(Recorded data)
* * * *

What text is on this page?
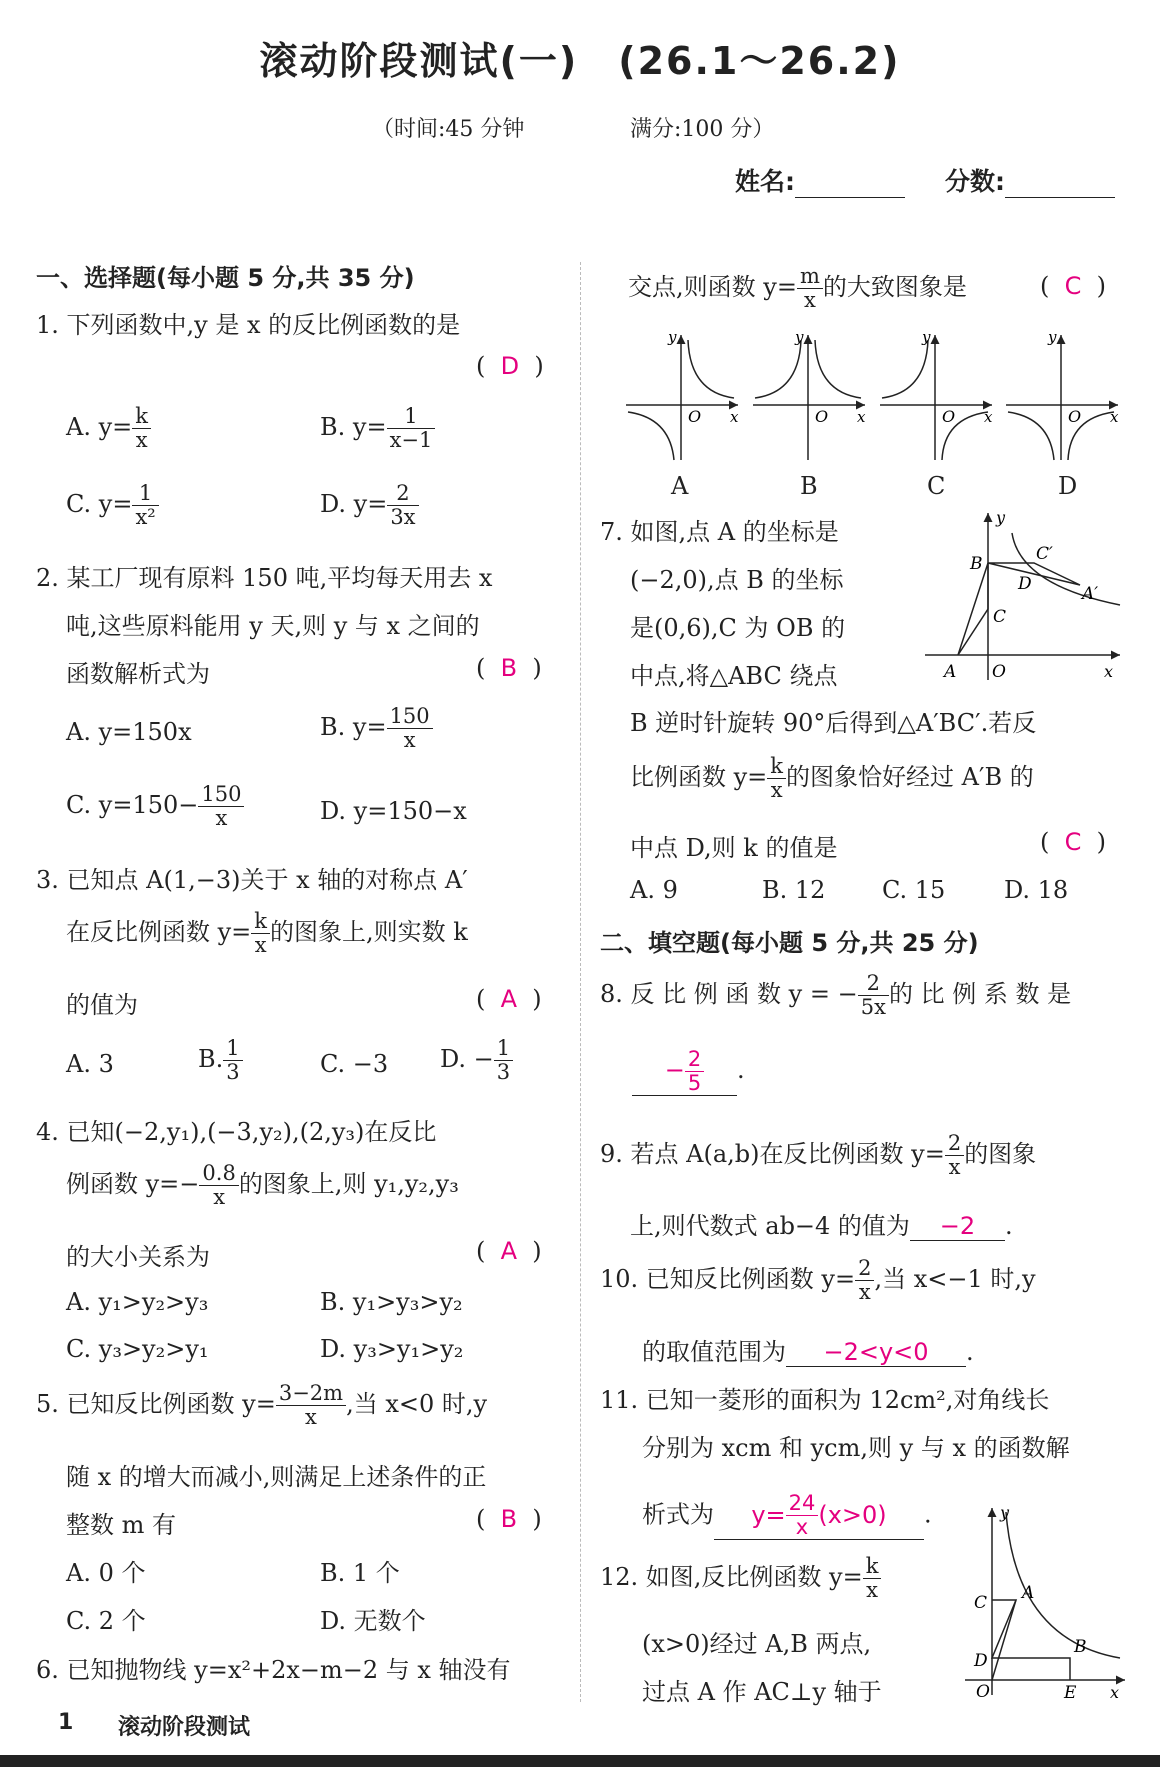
滚动阶段测试(一)　(26.1～26.2)
（时间:45 分钟	满分:100 分）
姓名:	分数:
一、选择题(每小题 5 分,共 35 分)
1. 下列函数中,y 是 x 的反比例函数的是
(  D  )
A. $y= \frac{k}{x}$	B. $y= \frac{1}{x-1}$
C. $y= \frac{1}{\text{x²}}$	D. $y= \frac{2}{3x}$
2. 某工厂现有原料 150 吨,平均每天用去 x
吨,这些原料能用 y 天,则 y 与 x 之间的
函数解析式为	(  B  )
A. y=150x	B. $y= \frac{150}{x}$
C. $y=150- \frac{150}{x}$	D. y=150−x
3. 已知点 A(1,−3)关于 x 轴的对称点 A′
在反比例函数 $y= \frac{k}{x}$ 的图象上,则实数 k
的值为	(  A  )
A. 3	B. $\frac{1}{3}$	C. −3 D. − $\frac{1}{3}$
4. 已知(−2,y₁),(−3,y₂),(2,y₃)在反比
例函数 $y=- \frac{0.8}{x}$ 的图象上,则 y₁,y₂,y₃
的大小关系为	(  A  )
A. y₁>y₂>y₃	B. y₁>y₃>y₂
C. y₃>y₂>y₁	D. y₃>y₁>y₂
5. 已知反比例函数 $y= \frac{3-2m}{x}$ ,当 x<0 时,y
随 x 的增大而减小,则满足上述条件的正
整数 m 有	(  B  )
A. 0 个	B. 1 个
C. 2 个	D. 无数个
6. 已知抛物线 y=x²+2x−m−2 与 x 轴没有
交点,则函数 $y= \frac{m}{x}$ 的大致图象是	(  C  )
O x
y
O x
y
O x
y
O x
y
A	B	C	D
7. 如图,点 A 的坐标是
(−2,0),点 B 的坐标
是(0,6),C 为 OB 的
中点,将△ABC 绕点
B	C′
D	A′
C
A O	x
y
B 逆时针旋转 90°后得到△A′BC′.若反
比例函数 $y= \frac{k}{x}$ 的图象恰好经过 A′B 的
中点 D,则 k 的值是	(  C  )
A. 9	B. 12 C. 15 D. 18
二、填空题(每小题 5 分,共 25 分)
8. 反 比 例 函 数 y = − $\frac{2}{5x}$ 的 比 例 系 数 是
− $\frac{2}{5}$ .
9. 若点 A(a,b)在反比例函数 $y= \frac{2}{x}$ 的图象
上,则代数式 ab−4 的值为 −2 .
10. 已知反比例函数 $y= \frac{2}{x}$ ,当 x<−1 时,y
的取值范围为 −2<y<0 .
11. 已知一菱形的面积为 12cm²,对角线长
分别为 xcm 和 ycm,则 y 与 x 的函数解
析式为 $y= \frac{24}{x} (x>0)$ .
12. 如图,反比例函数 $y= \frac{k}{x}$
(x>0)经过 A,B 两点,
过点 A 作 AC⊥y 轴于
C A
D
B
O	E x
y
1 滚动阶段测试
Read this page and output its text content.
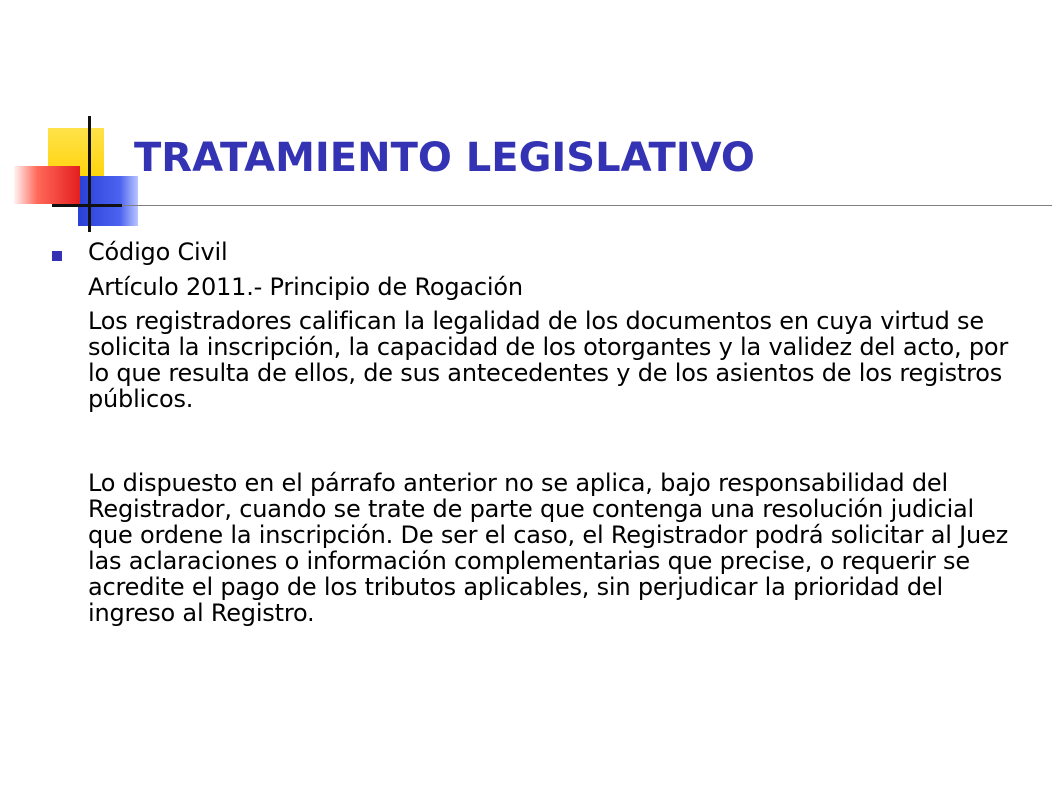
TRATAMIENTO LEGISLATIVO

Código Civil

Artículo 2011.- Principio de Rogación

Los registradores califican la legalidad de los documentos en cuya virtud se solicita la inscripción, la capacidad de los otorgantes y la validez del acto, por lo que resulta de ellos, de sus antecedentes y de los asientos de los registros públicos.

Lo dispuesto en el párrafo anterior no se aplica, bajo responsabilidad del Registrador, cuando se trate de parte que contenga una resolución judicial que ordene la inscripción. De ser el caso, el Registrador podrá solicitar al Juez las aclaraciones o información complementarias que precise, o requerir se acredite el pago de los tributos aplicables, sin perjudicar la prioridad del ingreso al Registro.
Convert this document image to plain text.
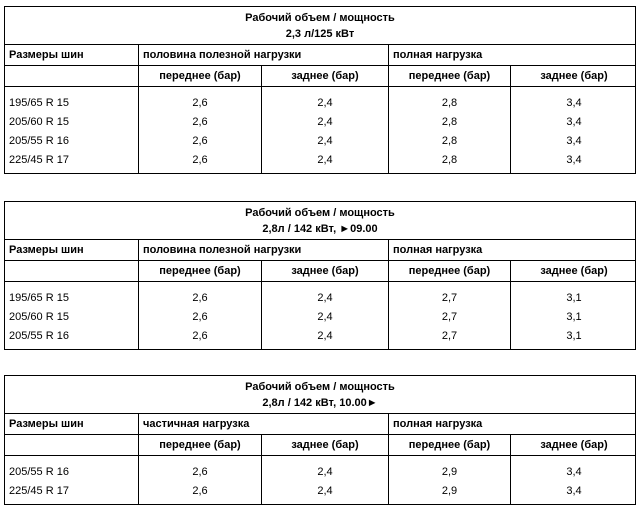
Рабочий объем / мощность
2,3 л/125 кВт
Размеры шин	половина полезной нагрузки	полная нагрузка
переднее (бар)	заднее (бар)	переднее (бар)	заднее (бар)
195/65 R 15	2,6	2,4	2,8	3,4
205/60 R 15	2,6	2,4	2,8	3,4
205/55 R 16	2,6	2,4	2,8	3,4
225/45 R 17	2,6	2,4	2,8	3,4
Рабочий объем / мощность
2,8л / 142 кВт, ►09.00
Размеры шин	половина полезной нагрузки	полная нагрузка
переднее (бар)	заднее (бар)	переднее (бар)	заднее (бар)
195/65 R 15	2,6	2,4	2,7	3,1
205/60 R 15	2,6	2,4	2,7	3,1
205/55 R 16	2,6	2,4	2,7	3,1
Рабочий объем / мощность
2,8л / 142 кВт, 10.00►
Размеры шин	частичная нагрузка	полная нагрузка
переднее (бар)	заднее (бар)	переднее (бар)	заднее (бар)
205/55 R 16	2,6	2,4	2,9	3,4
225/45 R 17	2,6	2,4	2,9	3,4
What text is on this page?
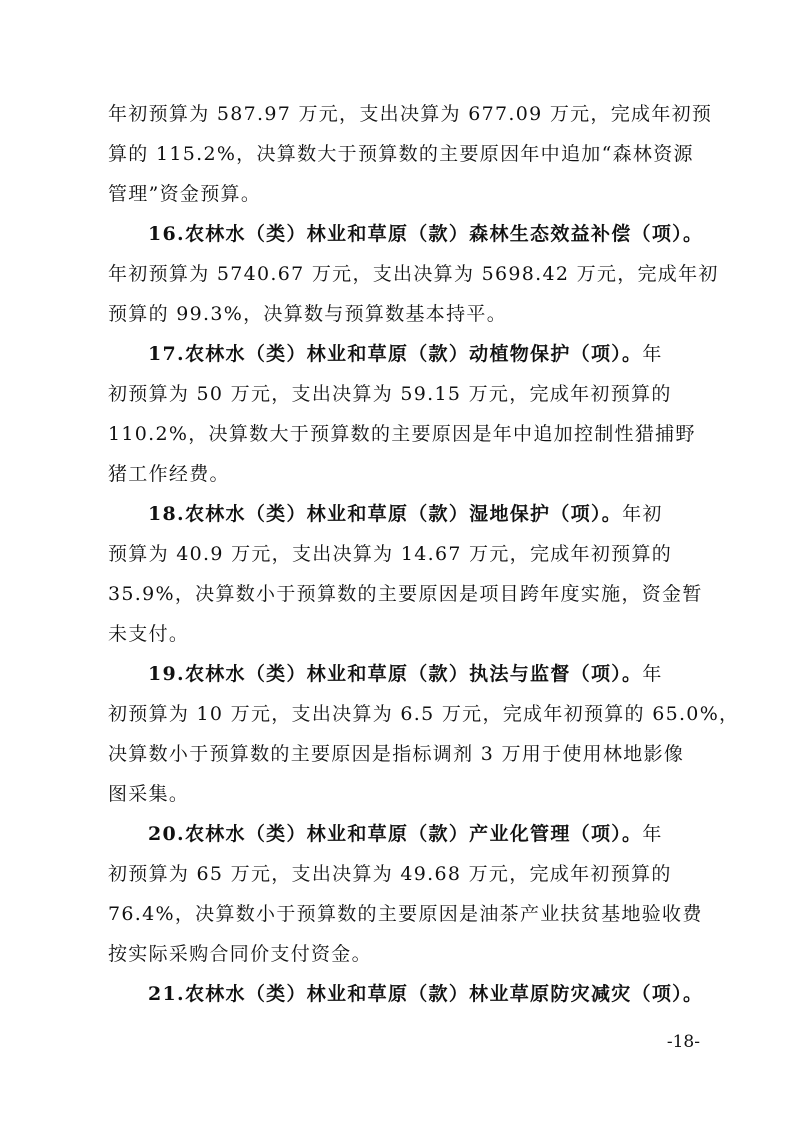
年初预算为 587.97 万元，支出决算为 677.09 万元，完成年初预
算的 115.2%，决算数大于预算数的主要原因年中追加“森林资源
管理”资金预算。
16.农林水（类）林业和草原（款）森林生态效益补偿（项）。
年初预算为 5740.67 万元，支出决算为 5698.42 万元，完成年初
预算的 99.3%，决算数与预算数基本持平。
17.农林水（类）林业和草原（款）动植物保护（项）。年
初预算为 50 万元，支出决算为 59.15 万元，完成年初预算的
110.2%，决算数大于预算数的主要原因是年中追加控制性猎捕野
猪工作经费。
18.农林水（类）林业和草原（款）湿地保护（项）。年初
预算为 40.9 万元，支出决算为 14.67 万元，完成年初预算的
35.9%，决算数小于预算数的主要原因是项目跨年度实施，资金暂
未支付。
19.农林水（类）林业和草原（款）执法与监督（项）。年
初预算为 10 万元，支出决算为 6.5 万元，完成年初预算的 65.0%，
决算数小于预算数的主要原因是指标调剂 3 万用于使用林地影像
图采集。
20.农林水（类）林业和草原（款）产业化管理（项）。年
初预算为 65 万元，支出决算为 49.68 万元，完成年初预算的
76.4%，决算数小于预算数的主要原因是油茶产业扶贫基地验收费
按实际采购合同价支付资金。
21.农林水（类）林业和草原（款）林业草原防灾减灾（项）。
-18-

* * * *

In the listing above, find the lines holding the word "支出决算为" and copy them.

年初预算为 587.97 万元，支出决算为 677.09 万元，完成年初预
年初预算为 5740.67 万元，支出决算为 5698.42 万元，完成年初
初预算为 50 万元，支出决算为 59.15 万元，完成年初预算的
预算为 40.9 万元，支出决算为 14.67 万元，完成年初预算的
初预算为 10 万元，支出决算为 6.5 万元，完成年初预算的 65.0%，
初预算为 65 万元，支出决算为 49.68 万元，完成年初预算的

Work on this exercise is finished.